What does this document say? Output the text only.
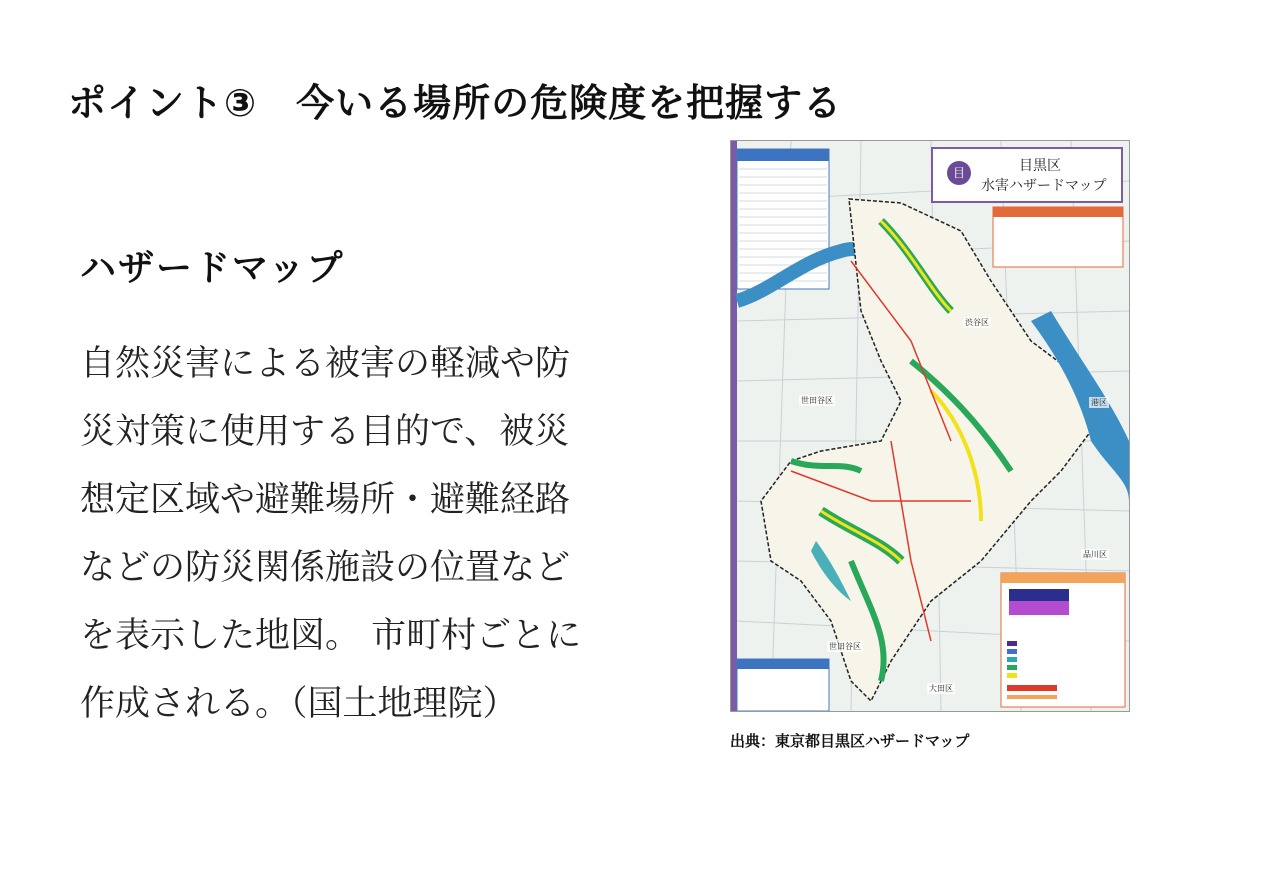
ポイント③　今いる場所の危険度を把握する
ハザードマップ
自然災害による被害の軽減や防
災対策に使用する目的で、被災
想定区域や避難場所・避難経路
などの防災関係施設の位置など
を表示した地図。 市町村ごとに
作成される。（国土地理院）
目	目黒区
水害ハザードマップ
世田谷区
渋谷区
港区
品川区
世田谷区
大田区
出典：東京都目黒区ハザードマップ
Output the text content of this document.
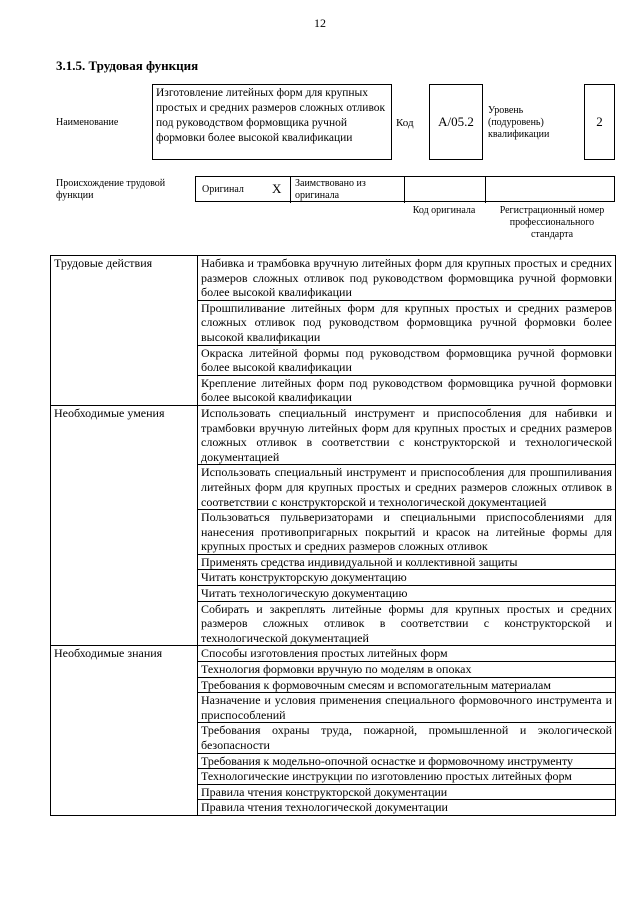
12
3.1.5. Трудовая функция
Наименование
Изготовление литейных форм для крупных простых и средних размеров сложных отливок под руководством формовщика ручной формовки более высокой квалификации
Код	А/05.2
Уровень (подуровень) квалификации
2
Происхождение трудовой функции
Оригинал X Заимствовано из оригинала
Код оригинала	Регистрационный номер профессионального стандарта
Трудовые действия	Набивка и трамбовка вручную литейных форм для крупных простых и средних размеров сложных отливок под руководством формовщика ручной формовки более высокой квалификации
	Прошпиливание литейных форм для крупных простых и средних размеров сложных отливок под руководством формовщика ручной формовки более высокой квалификации
	Окраска литейной формы под руководством формовщика ручной формовки более высокой квалификации
	Крепление литейных форм под руководством формовщика ручной формовки более высокой квалификации
Необходимые умения	Использовать специальный инструмент и приспособления для набивки и трамбовки вручную литейных форм для крупных простых и средних размеров сложных отливок в соответствии с конструкторской и технологической документацией
	Использовать специальный инструмент и приспособления для прошпиливания литейных форм для крупных простых и средних размеров сложных отливок в соответствии с конструкторской и технологической документацией
	Пользоваться пульверизаторами и специальными приспособлениями для нанесения противопригарных покрытий и красок на литейные формы для крупных простых и средних размеров сложных отливок
	Применять средства индивидуальной и коллективной защиты
	Читать конструкторскую документацию
	Читать технологическую документацию
	Собирать и закреплять литейные формы для крупных простых и средних размеров сложных отливок в соответствии с конструкторской и технологической документацией
Необходимые знания	Способы изготовления простых литейных форм
	Технология формовки вручную по моделям в опоках
	Требования к формовочным смесям и вспомогательным материалам
	Назначение и условия применения специального формовочного инструмента и приспособлений
	Требования охраны труда, пожарной, промышленной и экологической безопасности
	Требования к модельно-опочной оснастке и формовочному инструменту
	Технологические инструкции по изготовлению простых литейных форм
	Правила чтения конструкторской документации
	Правила чтения технологической документации
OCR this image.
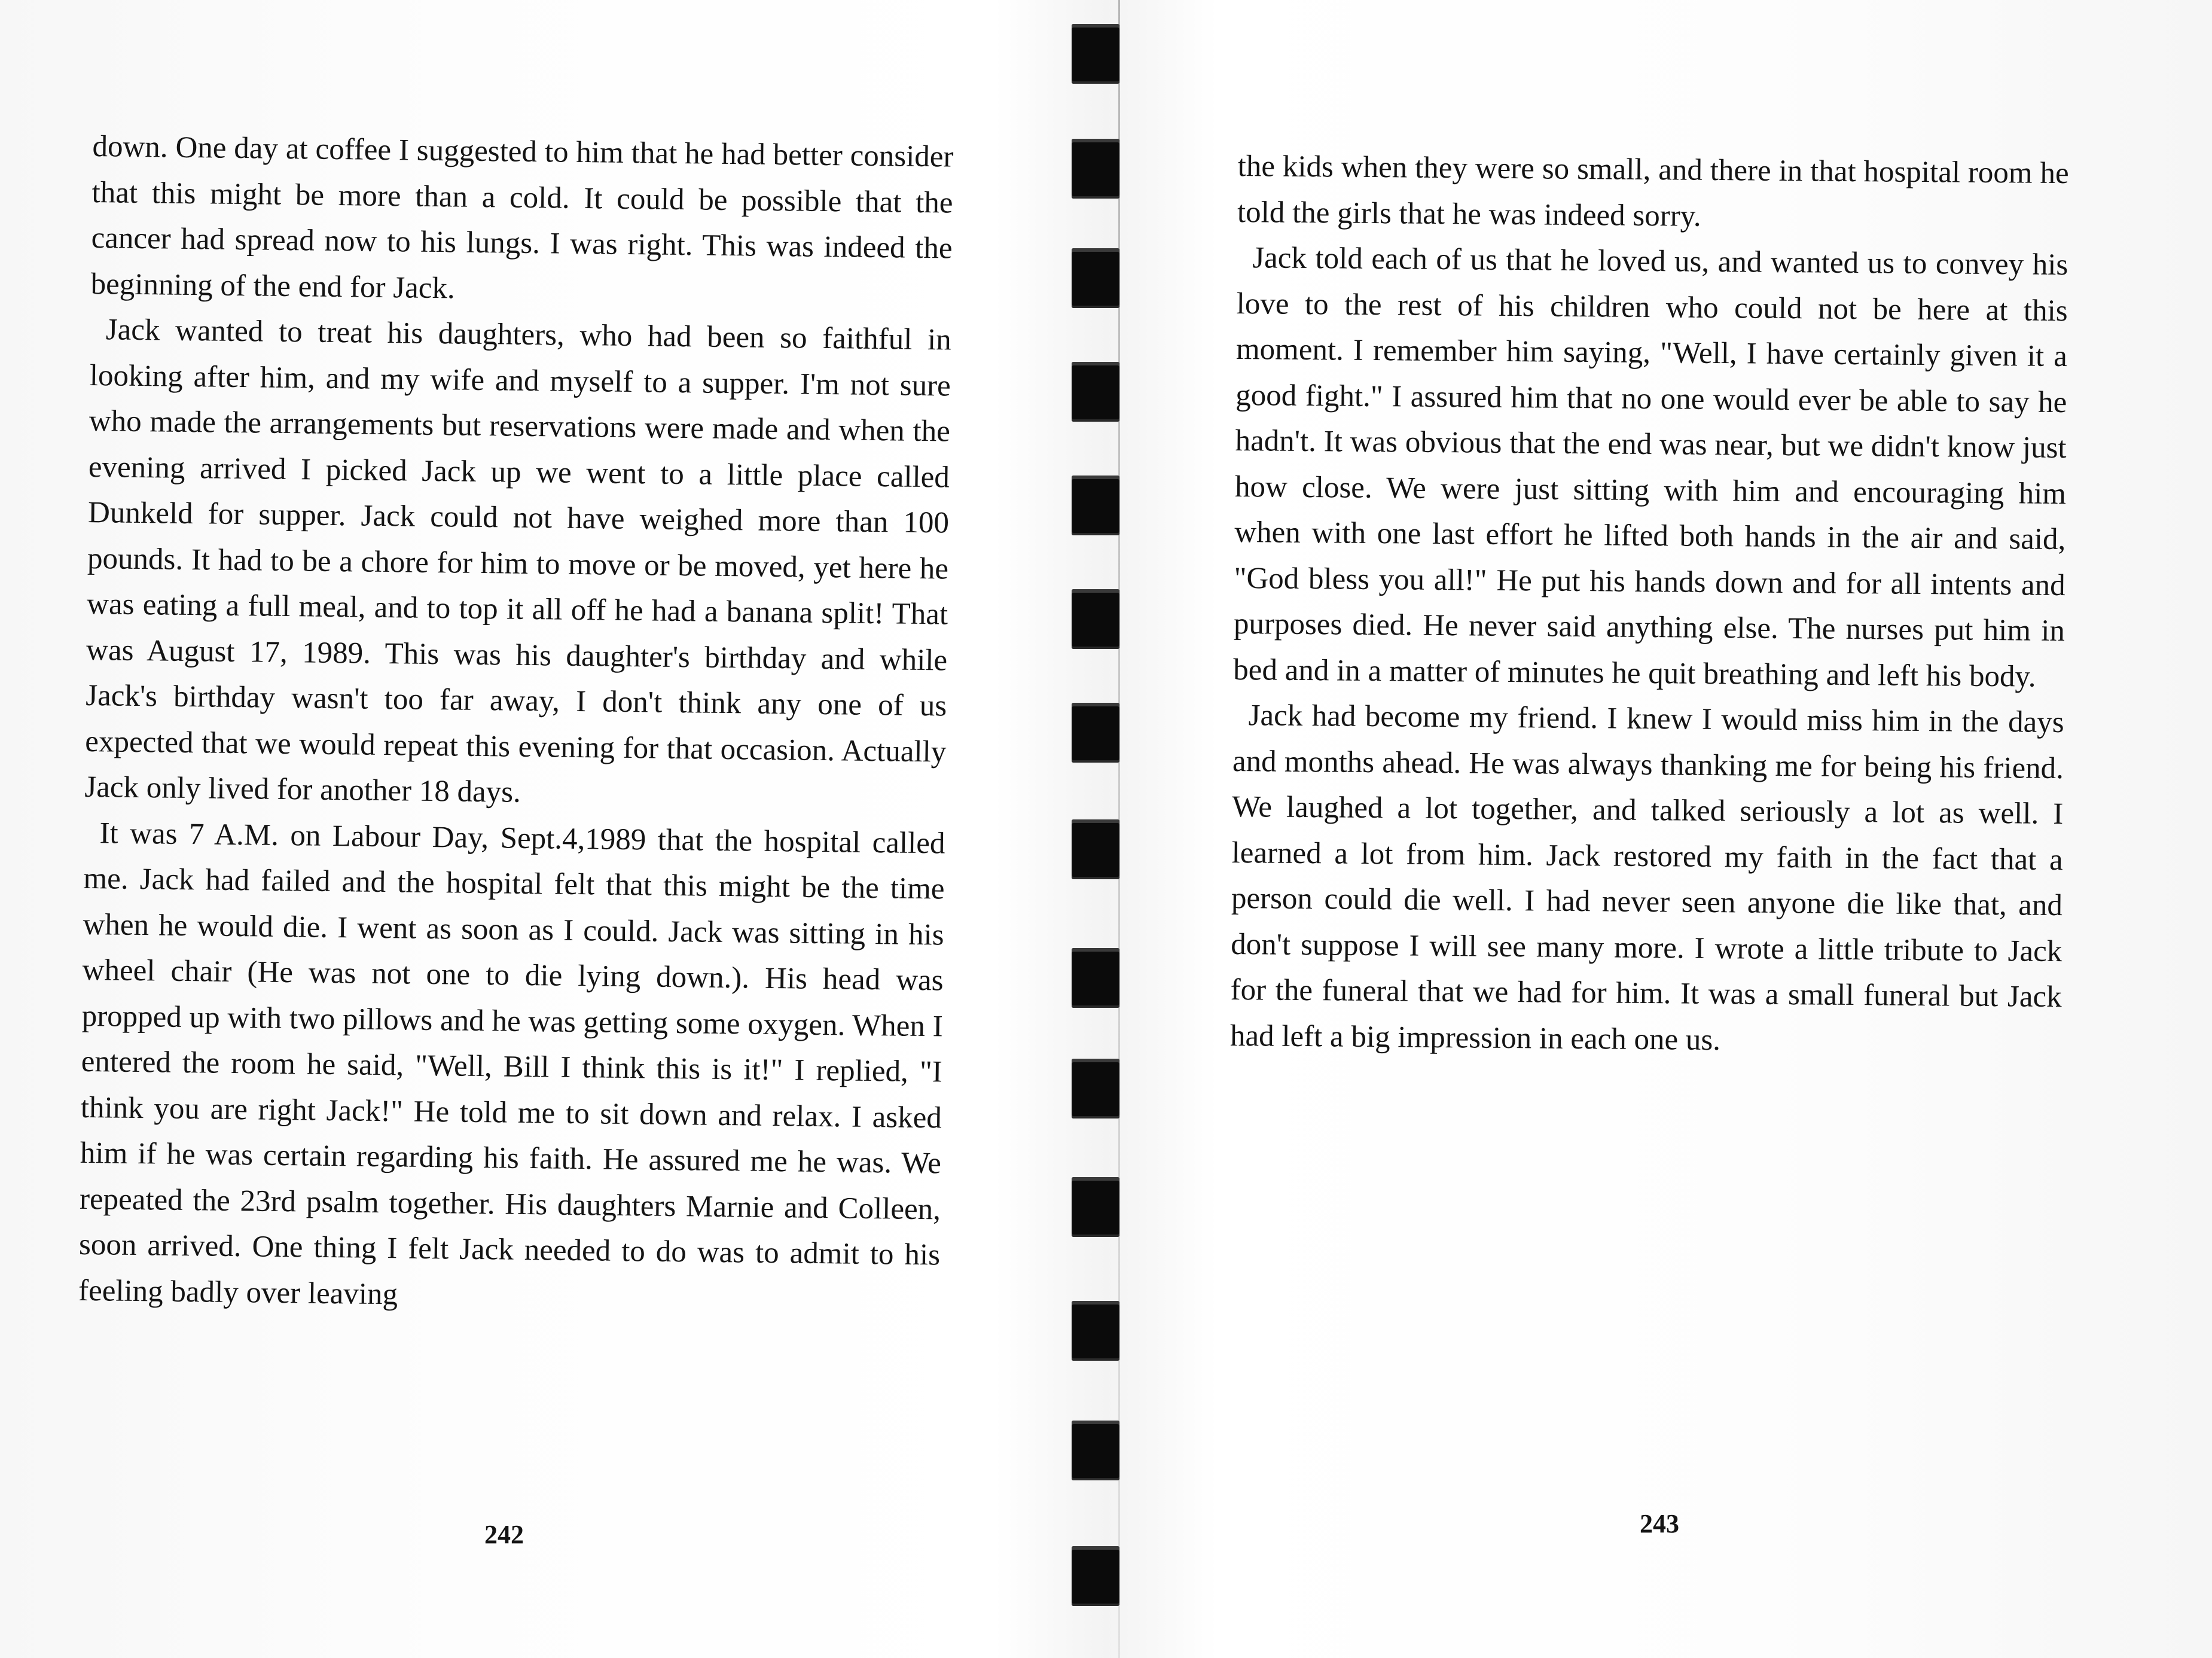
down. One day at coffee I suggested to him that he had better consider that this might be more than a cold. It could be possible that the cancer had spread now to his lungs. I was right. This was indeed the beginning of the end for Jack.

Jack wanted to treat his daughters, who had been so faithful in looking after him, and my wife and myself to a supper. I'm not sure who made the arrangements but reservations were made and when the evening arrived I picked Jack up we went to a little place called Dunkeld for supper. Jack could not have weighed more than 100 pounds. It had to be a chore for him to move or be moved, yet here he was eating a full meal, and to top it all off he had a banana split! That was August 17, 1989. This was his daughter's birthday and while Jack's birthday wasn't too far away, I don't think any one of us expected that we would repeat this evening for that occasion. Actually Jack only lived for another 18 days.

It was 7 A.M. on Labour Day, Sept.4,1989 that the hospital called me. Jack had failed and the hospital felt that this might be the time when he would die. I went as soon as I could. Jack was sitting in his wheel chair (He was not one to die lying down.). His head was propped up with two pillows and he was getting some oxygen. When I entered the room he said, "Well, Bill I think this is it!" I replied, "I think you are right Jack!" He told me to sit down and relax. I asked him if he was certain regarding his faith. He assured me he was. We repeated the 23rd psalm together. His daughters Marnie and Colleen, soon arrived. One thing I felt Jack needed to do was to admit to his feeling badly over leaving

242

the kids when they were so small, and there in that hospital room he told the girls that he was indeed sorry.

Jack told each of us that he loved us, and wanted us to convey his love to the rest of his children who could not be here at this moment. I remember him saying, "Well, I have certainly given it a good fight." I assured him that no one would ever be able to say he hadn't. It was obvious that the end was near, but we didn't know just how close. We were just sitting with him and encouraging him when with one last effort he lifted both hands in the air and said, "God bless you all!" He put his hands down and for all intents and purposes died. He never said anything else. The nurses put him in bed and in a matter of minutes he quit breathing and left his body.

Jack had become my friend. I knew I would miss him in the days and months ahead. He was always thanking me for being his friend. We laughed a lot together, and talked seriously a lot as well. I learned a lot from him. Jack restored my faith in the fact that a person could die well. I had never seen anyone die like that, and don't suppose I will see many more. I wrote a little tribute to Jack for the funeral that we had for him. It was a small funeral but Jack had left a big impression in each one us.

243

▸ AIM
Report only the number of lines in the listing that contain the word "Output".

▸ TASK SOLUTION
2